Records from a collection
start
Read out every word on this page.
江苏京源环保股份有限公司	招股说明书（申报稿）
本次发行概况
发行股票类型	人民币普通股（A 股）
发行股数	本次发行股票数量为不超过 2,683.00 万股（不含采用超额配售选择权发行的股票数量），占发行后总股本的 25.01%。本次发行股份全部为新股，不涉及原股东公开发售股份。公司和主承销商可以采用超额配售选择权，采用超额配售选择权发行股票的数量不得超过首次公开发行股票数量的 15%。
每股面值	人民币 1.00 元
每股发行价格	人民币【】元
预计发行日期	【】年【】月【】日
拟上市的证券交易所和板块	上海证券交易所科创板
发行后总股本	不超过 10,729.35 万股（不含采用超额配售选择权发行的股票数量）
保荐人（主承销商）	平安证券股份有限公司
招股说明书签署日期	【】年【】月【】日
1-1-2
end
Exercise prompt:
Emit the records above again, exactly, with no line skipped.

Exercise result:
Read out every word on this page.
江苏京源环保股份有限公司	招股说明书（申报稿）
本次发行概况
发行股票类型	人民币普通股（A 股）
发行股数	本次发行股票数量为不超过 2,683.00 万股（不含采用超额配售选择权发行的股票数量），占发行后总股本的 25.01%。本次发行股份全部为新股，不涉及原股东公开发售股份。公司和主承销商可以采用超额配售选择权，采用超额配售选择权发行股票的数量不得超过首次公开发行股票数量的 15%。
每股面值	人民币 1.00 元
每股发行价格	人民币【】元
预计发行日期	【】年【】月【】日
拟上市的证券交易所和板块	上海证券交易所科创板
发行后总股本	不超过 10,729.35 万股（不含采用超额配售选择权发行的股票数量）
保荐人（主承销商）	平安证券股份有限公司
招股说明书签署日期	【】年【】月【】日
1-1-2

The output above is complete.